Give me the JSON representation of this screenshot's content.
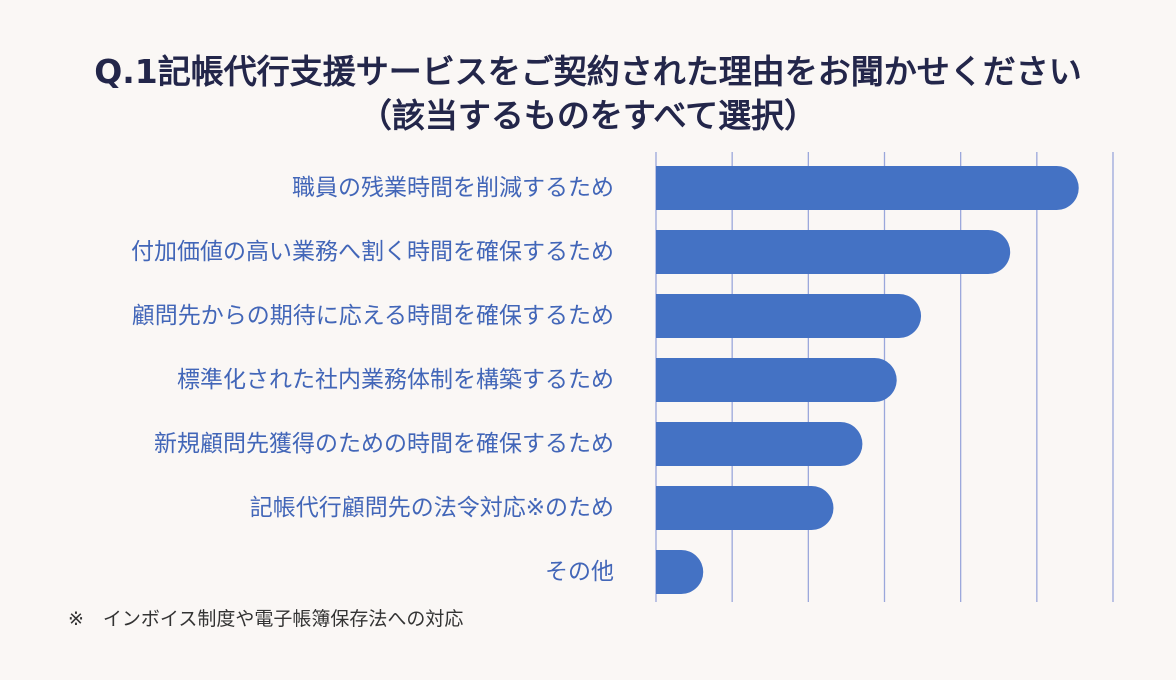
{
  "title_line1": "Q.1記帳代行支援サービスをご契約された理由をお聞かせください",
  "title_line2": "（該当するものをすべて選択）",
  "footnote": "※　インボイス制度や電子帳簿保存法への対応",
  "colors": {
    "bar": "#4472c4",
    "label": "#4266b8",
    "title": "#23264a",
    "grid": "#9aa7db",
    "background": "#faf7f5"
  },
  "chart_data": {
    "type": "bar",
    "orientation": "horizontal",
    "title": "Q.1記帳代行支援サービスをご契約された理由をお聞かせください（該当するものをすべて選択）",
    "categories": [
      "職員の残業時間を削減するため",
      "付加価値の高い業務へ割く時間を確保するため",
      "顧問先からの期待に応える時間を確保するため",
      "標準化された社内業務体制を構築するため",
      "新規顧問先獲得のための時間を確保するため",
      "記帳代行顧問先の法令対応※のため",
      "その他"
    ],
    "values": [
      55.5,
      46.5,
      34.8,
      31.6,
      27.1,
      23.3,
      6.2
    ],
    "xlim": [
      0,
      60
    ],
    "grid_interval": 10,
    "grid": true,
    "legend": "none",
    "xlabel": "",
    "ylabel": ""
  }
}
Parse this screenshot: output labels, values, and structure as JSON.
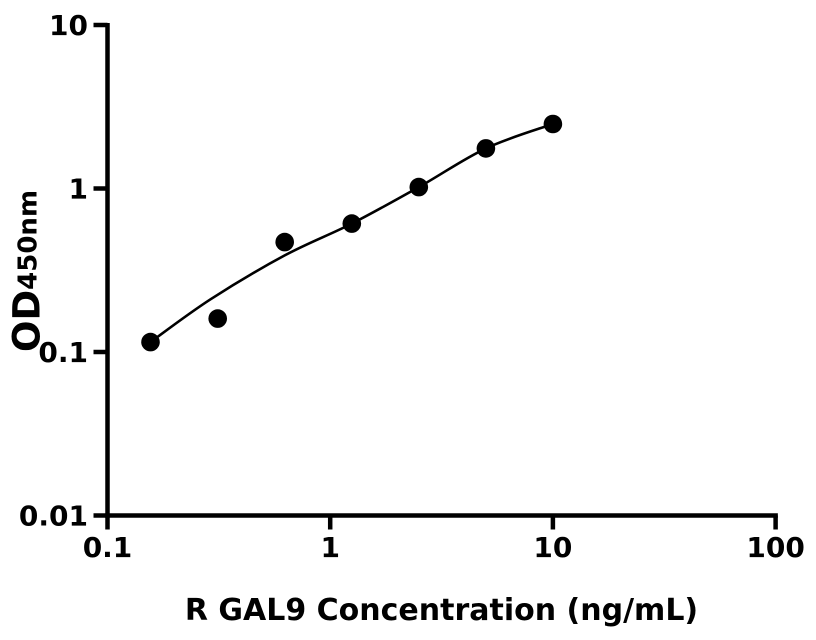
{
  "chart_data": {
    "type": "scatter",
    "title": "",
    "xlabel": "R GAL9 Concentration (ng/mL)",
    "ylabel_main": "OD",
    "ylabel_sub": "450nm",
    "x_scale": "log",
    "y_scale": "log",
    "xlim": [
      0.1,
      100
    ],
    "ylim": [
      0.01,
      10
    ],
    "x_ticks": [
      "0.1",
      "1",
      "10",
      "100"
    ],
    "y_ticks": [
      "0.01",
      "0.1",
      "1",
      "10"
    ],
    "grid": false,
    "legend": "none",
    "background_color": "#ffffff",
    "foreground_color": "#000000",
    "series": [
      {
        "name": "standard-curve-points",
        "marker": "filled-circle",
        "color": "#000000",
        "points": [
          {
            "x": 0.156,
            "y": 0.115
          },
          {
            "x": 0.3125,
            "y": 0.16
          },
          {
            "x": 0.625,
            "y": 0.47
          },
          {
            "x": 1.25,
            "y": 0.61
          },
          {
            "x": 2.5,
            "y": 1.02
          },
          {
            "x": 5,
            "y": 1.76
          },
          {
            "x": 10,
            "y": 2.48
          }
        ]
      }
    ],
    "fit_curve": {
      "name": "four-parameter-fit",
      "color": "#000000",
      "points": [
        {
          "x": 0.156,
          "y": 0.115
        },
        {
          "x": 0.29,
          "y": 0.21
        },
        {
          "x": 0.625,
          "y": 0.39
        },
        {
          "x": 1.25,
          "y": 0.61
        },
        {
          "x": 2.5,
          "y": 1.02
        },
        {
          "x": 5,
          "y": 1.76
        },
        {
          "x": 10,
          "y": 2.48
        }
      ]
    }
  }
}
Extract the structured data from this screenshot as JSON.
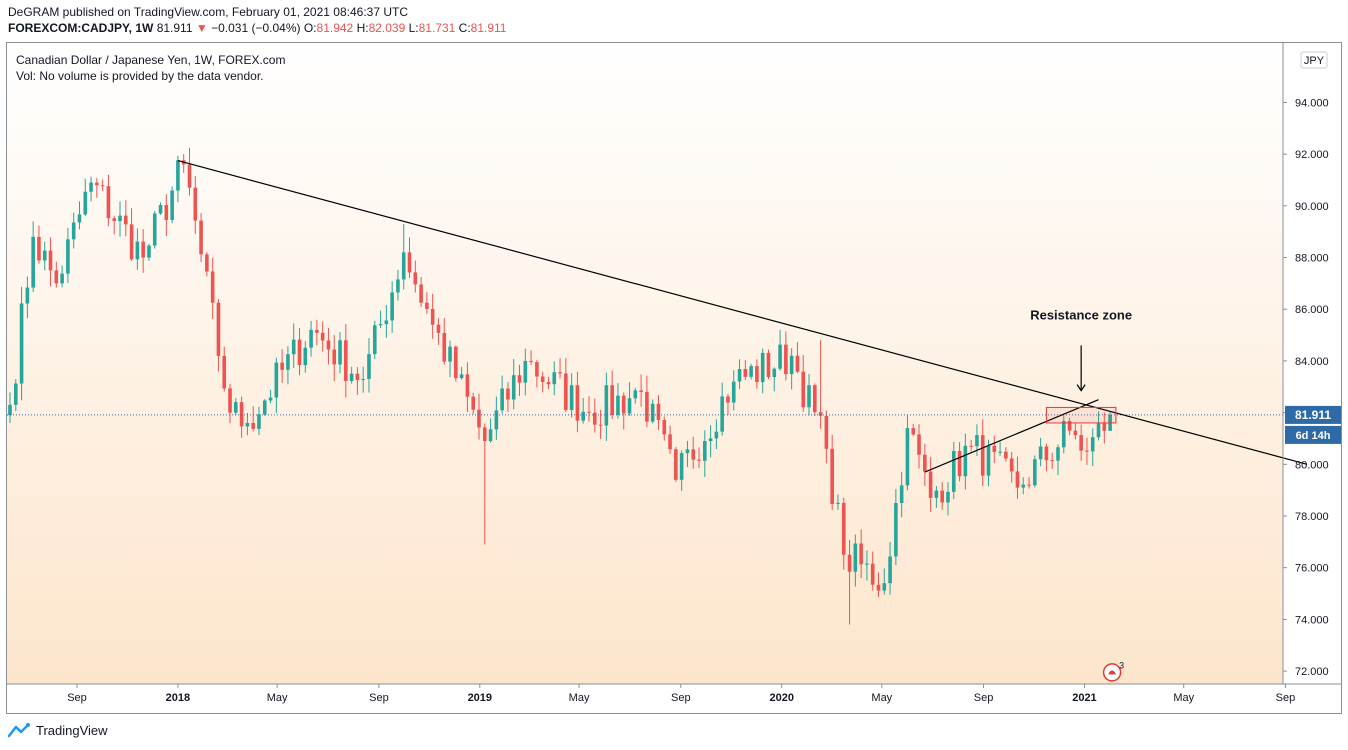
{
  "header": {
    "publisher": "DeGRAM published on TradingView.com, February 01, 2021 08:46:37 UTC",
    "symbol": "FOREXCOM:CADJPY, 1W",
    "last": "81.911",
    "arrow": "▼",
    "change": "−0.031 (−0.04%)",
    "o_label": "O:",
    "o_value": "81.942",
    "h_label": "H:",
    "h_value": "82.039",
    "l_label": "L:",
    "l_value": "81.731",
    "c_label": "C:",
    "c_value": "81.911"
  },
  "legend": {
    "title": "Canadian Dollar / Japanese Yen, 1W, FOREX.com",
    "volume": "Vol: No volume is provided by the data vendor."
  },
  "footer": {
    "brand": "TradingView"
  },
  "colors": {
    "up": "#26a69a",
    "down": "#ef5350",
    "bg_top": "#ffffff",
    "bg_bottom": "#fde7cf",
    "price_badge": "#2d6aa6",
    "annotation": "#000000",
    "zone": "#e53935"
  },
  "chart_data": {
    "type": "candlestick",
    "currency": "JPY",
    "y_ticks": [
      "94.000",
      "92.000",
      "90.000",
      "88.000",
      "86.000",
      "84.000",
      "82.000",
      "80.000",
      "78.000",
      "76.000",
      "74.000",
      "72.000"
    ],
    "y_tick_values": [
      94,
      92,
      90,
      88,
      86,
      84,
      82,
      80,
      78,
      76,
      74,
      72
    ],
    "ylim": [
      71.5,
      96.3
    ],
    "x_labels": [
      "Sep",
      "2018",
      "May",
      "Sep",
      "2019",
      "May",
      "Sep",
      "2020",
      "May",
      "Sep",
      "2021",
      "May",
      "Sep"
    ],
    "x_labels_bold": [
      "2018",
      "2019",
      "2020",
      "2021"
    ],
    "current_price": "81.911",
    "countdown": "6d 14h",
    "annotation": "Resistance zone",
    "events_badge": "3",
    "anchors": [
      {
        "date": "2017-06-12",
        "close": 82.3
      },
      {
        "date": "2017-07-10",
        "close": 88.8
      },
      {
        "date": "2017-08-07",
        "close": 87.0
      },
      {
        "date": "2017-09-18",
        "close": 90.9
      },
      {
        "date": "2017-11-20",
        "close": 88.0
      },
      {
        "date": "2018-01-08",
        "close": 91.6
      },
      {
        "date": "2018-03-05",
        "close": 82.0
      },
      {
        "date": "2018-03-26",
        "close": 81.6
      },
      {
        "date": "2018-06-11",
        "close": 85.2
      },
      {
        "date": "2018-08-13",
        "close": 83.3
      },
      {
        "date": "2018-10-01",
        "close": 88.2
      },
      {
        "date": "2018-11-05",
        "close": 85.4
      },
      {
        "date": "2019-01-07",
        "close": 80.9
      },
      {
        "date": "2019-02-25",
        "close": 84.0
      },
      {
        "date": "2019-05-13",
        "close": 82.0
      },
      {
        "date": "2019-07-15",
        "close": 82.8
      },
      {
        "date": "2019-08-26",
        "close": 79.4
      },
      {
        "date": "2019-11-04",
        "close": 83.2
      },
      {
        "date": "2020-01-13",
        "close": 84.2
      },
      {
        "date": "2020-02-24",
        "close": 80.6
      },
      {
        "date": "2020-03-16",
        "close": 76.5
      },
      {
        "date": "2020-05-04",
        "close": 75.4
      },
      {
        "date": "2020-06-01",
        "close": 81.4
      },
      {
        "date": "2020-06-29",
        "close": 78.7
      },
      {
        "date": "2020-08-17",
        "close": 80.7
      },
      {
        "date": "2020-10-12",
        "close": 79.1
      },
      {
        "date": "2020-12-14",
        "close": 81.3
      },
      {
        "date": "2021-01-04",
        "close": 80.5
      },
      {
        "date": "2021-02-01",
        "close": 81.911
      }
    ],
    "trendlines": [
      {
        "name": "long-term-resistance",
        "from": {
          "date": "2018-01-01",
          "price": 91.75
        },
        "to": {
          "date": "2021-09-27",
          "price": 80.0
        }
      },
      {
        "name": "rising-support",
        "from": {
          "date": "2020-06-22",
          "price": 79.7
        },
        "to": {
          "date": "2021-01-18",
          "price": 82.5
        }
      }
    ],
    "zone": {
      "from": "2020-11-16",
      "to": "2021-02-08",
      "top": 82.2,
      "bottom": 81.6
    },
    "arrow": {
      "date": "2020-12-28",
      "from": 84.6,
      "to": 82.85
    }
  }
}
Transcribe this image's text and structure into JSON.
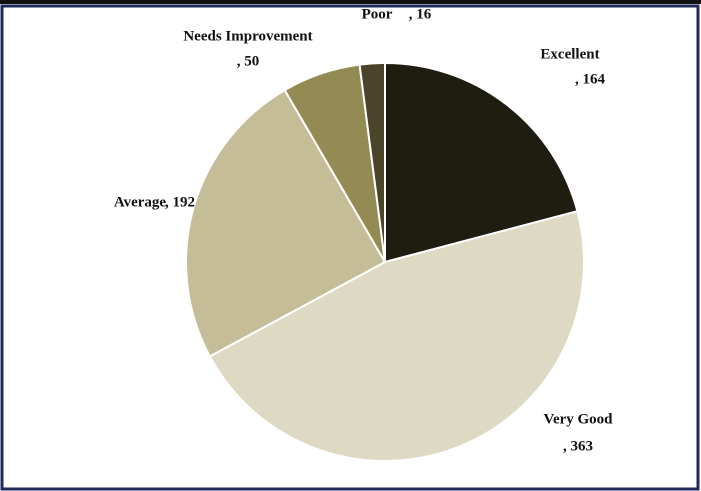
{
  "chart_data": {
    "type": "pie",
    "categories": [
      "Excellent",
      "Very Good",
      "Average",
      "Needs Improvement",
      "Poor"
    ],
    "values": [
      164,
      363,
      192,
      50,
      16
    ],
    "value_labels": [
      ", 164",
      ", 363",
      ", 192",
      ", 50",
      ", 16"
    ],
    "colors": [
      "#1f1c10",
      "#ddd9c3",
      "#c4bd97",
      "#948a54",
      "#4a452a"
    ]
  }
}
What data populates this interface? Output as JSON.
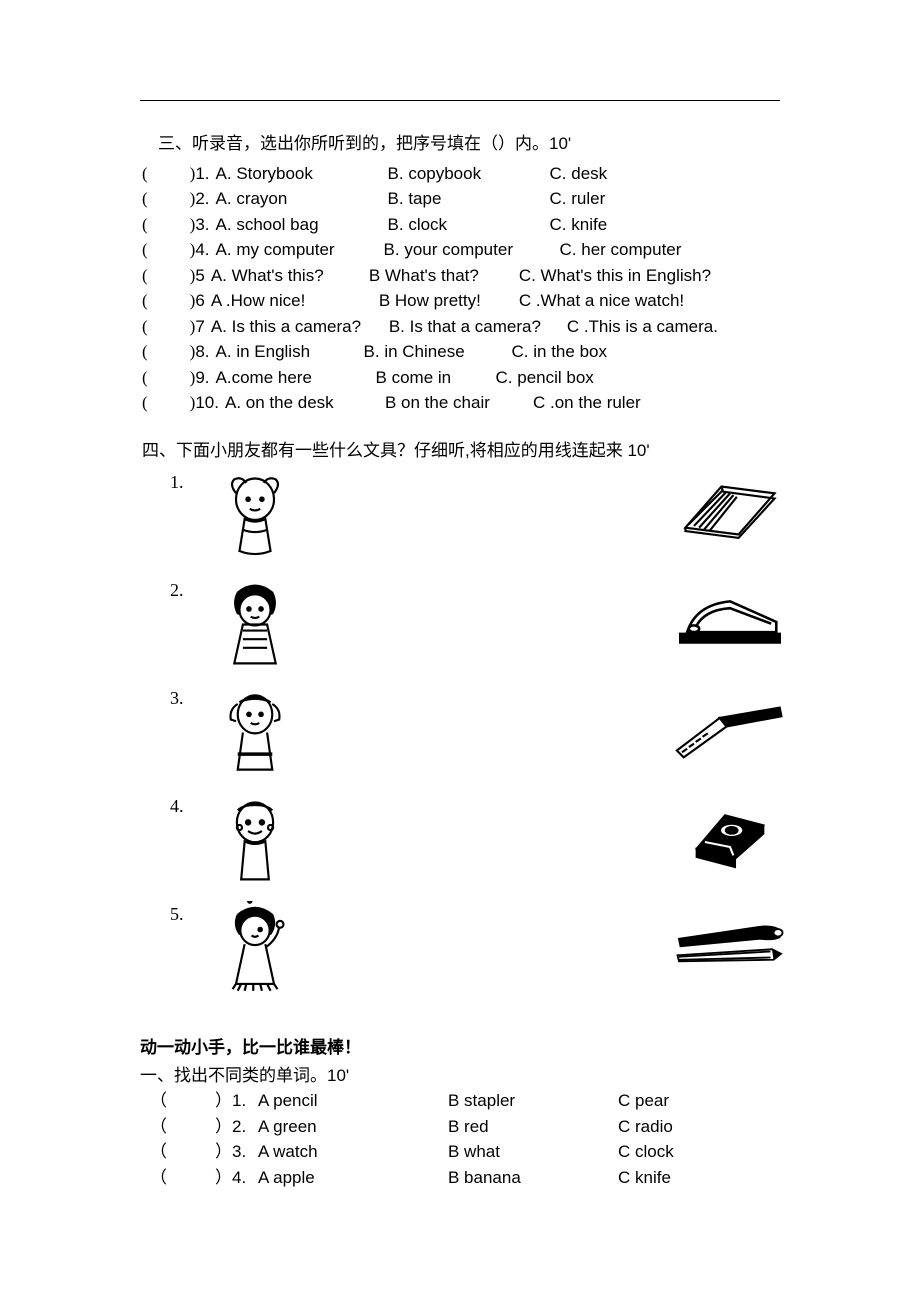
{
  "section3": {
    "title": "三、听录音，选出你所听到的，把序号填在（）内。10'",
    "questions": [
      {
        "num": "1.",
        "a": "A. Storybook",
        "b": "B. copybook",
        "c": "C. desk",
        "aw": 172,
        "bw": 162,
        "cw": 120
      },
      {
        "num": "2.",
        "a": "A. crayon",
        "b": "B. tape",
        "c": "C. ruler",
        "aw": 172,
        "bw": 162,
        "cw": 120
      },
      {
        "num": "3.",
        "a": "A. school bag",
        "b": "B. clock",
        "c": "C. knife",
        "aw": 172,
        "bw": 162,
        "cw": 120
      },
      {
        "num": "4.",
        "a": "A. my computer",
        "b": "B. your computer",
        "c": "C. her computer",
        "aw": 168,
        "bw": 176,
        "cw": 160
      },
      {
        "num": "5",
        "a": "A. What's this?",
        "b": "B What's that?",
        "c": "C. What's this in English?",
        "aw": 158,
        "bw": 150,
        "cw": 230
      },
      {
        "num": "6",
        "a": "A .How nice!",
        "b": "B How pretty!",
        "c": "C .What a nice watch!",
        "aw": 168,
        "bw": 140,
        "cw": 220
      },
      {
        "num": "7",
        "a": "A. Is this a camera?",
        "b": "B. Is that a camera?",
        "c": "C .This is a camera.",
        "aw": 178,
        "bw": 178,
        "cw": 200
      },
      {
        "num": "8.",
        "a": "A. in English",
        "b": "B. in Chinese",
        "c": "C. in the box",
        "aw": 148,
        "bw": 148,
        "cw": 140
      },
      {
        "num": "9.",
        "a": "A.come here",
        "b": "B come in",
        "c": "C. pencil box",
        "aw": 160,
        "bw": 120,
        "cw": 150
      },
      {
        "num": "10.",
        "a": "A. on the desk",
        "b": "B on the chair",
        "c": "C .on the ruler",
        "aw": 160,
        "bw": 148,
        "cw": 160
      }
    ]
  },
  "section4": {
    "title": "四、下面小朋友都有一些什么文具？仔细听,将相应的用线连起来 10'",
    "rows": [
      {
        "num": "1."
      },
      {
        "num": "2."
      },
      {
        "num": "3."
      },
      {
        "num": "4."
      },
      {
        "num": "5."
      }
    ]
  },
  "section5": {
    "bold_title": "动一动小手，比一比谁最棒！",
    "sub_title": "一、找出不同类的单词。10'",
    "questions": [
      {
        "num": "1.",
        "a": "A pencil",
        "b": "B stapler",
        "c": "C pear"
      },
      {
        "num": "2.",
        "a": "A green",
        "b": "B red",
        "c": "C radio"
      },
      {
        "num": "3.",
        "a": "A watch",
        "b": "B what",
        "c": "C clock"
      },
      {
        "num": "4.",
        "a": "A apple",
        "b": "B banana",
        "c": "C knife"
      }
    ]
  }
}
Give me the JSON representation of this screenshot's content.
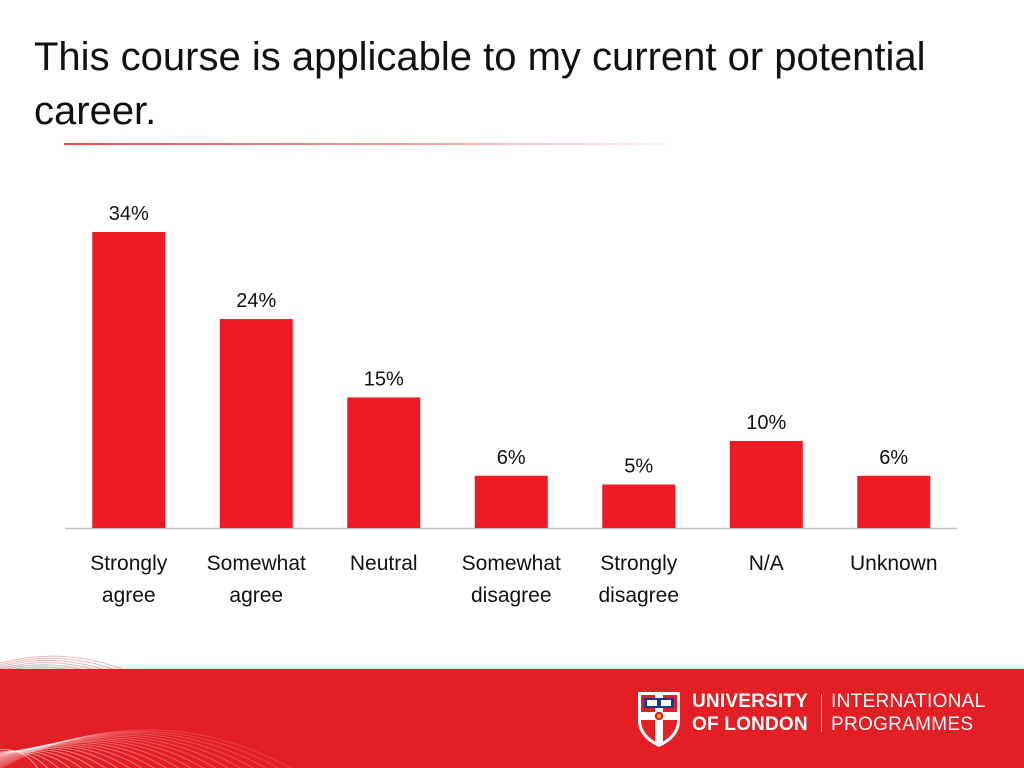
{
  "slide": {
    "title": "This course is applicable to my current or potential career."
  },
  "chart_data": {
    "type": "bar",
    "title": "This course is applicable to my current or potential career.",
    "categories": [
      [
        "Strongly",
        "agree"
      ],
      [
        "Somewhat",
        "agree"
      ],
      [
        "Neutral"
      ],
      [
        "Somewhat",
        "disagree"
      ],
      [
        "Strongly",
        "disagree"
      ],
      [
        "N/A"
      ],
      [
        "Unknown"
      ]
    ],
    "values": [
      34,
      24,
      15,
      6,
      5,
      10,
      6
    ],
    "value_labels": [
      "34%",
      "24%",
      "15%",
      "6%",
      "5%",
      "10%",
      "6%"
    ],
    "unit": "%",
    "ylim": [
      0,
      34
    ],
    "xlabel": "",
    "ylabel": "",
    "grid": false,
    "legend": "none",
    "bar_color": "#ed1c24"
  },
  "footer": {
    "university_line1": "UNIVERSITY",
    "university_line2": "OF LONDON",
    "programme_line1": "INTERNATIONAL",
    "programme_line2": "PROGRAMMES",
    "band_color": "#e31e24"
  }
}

● GIVEN PROBLEM
Copy every line that contains the string "applicable".

● THE OUTPUT
    "title": "This course is applicable to my current or potential career."
    "title": "This course is applicable to my current or potential career.",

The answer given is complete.